#### Provided records
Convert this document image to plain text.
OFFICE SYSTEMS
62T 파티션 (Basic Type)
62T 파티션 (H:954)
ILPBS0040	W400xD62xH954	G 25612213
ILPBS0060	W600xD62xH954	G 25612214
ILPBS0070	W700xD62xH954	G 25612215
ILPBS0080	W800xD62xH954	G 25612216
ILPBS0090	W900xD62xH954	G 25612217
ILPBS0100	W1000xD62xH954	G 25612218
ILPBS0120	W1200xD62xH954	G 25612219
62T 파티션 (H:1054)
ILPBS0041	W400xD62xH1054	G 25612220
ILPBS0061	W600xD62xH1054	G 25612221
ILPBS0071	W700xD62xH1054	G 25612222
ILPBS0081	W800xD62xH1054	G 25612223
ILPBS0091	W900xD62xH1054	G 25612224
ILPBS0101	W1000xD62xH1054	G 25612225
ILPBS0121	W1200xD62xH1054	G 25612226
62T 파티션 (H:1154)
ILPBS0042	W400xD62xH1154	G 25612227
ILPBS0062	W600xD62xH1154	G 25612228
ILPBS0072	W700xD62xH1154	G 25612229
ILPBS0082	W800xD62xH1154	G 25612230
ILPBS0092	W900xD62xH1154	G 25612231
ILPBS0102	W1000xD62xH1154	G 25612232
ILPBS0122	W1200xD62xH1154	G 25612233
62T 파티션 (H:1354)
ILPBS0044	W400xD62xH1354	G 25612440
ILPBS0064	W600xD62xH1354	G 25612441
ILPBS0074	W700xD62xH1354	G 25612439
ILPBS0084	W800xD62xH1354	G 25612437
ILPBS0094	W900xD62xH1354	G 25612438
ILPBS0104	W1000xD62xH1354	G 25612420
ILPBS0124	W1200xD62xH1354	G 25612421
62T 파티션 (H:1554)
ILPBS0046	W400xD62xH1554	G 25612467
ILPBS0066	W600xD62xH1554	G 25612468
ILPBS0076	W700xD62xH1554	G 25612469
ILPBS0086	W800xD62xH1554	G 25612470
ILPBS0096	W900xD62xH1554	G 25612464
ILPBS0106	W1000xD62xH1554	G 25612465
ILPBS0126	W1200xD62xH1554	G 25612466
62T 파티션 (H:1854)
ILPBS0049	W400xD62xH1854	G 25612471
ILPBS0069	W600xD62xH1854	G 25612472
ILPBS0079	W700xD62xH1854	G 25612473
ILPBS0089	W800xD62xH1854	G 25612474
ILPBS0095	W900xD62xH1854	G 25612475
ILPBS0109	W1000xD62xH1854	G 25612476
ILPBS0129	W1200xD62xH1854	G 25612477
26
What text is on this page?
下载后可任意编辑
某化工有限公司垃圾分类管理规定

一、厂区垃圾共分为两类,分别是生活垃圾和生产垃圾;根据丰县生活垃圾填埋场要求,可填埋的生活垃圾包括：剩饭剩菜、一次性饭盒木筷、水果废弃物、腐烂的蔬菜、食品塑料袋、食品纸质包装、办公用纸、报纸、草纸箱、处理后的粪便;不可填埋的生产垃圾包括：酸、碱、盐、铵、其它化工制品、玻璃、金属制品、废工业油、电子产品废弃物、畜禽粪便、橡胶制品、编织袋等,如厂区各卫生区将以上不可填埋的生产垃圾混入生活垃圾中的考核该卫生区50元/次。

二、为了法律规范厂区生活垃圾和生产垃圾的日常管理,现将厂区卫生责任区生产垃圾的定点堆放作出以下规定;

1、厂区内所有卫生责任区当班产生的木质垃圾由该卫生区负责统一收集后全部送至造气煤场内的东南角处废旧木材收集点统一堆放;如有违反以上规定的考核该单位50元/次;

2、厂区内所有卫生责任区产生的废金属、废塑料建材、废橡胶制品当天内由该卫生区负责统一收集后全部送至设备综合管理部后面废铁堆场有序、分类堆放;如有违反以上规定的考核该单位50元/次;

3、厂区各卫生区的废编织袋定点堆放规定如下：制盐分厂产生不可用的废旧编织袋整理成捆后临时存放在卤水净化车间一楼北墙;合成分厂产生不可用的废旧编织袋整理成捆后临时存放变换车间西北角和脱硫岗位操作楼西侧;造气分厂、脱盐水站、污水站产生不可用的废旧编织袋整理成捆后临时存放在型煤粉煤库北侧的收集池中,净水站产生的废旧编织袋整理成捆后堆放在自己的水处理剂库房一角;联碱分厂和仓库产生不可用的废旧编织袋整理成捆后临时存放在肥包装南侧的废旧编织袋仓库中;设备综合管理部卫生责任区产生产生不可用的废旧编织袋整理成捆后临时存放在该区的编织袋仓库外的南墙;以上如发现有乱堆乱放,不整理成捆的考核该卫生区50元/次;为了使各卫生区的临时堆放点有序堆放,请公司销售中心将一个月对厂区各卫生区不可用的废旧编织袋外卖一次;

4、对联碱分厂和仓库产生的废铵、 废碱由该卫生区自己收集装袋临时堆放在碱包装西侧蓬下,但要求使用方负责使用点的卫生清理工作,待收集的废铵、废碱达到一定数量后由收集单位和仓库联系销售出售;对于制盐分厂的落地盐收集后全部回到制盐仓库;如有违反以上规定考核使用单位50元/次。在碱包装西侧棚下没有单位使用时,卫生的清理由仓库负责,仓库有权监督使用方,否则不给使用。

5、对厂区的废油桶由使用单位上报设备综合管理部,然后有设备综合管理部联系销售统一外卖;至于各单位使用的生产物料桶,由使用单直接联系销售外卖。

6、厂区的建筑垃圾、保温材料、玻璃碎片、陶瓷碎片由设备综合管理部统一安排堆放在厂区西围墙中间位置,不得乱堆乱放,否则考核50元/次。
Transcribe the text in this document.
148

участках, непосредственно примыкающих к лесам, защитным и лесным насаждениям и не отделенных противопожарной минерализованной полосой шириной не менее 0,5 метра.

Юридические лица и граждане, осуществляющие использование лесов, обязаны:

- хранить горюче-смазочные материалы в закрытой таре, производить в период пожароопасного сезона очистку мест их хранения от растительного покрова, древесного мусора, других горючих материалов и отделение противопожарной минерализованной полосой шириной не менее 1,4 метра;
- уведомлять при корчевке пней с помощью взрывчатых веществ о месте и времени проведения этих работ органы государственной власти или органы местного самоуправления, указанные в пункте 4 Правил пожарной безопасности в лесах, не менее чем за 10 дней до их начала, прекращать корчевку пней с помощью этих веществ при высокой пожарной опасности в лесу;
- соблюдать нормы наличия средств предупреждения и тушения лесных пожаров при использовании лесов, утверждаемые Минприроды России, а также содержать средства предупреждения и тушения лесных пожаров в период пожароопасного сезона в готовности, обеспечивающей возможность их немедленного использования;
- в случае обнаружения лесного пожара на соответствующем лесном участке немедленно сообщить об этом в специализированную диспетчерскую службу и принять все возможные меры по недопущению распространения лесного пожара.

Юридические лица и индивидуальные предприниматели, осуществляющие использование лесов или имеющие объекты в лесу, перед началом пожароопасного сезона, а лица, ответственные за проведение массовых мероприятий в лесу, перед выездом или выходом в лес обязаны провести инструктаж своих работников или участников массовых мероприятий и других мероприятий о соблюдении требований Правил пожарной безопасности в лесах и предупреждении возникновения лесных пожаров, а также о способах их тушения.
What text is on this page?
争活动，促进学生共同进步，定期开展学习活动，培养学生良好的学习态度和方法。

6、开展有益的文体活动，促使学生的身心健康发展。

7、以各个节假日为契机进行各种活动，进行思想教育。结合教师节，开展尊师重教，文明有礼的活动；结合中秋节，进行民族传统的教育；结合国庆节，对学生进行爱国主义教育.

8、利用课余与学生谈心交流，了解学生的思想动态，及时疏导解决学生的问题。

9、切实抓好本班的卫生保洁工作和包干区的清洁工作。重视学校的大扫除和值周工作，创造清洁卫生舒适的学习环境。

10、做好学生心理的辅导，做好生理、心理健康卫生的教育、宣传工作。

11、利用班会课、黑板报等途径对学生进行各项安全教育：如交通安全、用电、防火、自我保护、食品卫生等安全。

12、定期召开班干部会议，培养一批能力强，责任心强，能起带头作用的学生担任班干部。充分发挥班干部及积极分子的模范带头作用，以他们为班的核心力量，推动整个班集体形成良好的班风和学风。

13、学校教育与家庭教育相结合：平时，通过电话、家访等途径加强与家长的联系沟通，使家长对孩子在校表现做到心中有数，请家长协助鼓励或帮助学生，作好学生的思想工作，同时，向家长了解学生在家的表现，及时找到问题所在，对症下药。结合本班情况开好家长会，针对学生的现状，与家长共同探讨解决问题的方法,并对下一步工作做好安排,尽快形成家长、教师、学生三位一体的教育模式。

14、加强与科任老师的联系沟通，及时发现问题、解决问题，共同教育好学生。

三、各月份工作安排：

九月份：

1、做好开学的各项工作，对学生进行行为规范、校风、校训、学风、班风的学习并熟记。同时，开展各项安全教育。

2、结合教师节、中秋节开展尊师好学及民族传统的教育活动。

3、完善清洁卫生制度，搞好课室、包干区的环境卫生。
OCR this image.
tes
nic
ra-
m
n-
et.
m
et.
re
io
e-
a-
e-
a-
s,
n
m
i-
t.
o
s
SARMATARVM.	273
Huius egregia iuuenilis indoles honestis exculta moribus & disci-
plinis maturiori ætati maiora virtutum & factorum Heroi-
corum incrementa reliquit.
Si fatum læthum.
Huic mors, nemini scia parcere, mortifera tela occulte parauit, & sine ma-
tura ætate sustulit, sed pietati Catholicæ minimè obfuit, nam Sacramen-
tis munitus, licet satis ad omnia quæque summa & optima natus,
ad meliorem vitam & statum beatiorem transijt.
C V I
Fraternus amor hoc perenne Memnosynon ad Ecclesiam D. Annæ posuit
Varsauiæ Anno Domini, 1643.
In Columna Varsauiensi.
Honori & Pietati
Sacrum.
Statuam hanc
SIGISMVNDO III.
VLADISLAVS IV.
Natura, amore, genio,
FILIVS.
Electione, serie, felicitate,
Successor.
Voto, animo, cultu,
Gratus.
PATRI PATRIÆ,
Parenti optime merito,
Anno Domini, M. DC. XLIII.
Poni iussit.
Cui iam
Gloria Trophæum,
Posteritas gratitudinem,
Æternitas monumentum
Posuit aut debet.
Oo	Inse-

#### Set exercise
Extract all lines from the data in which "image" is found.

#### Task answer
Convert this document image to plain text.
OCR this image.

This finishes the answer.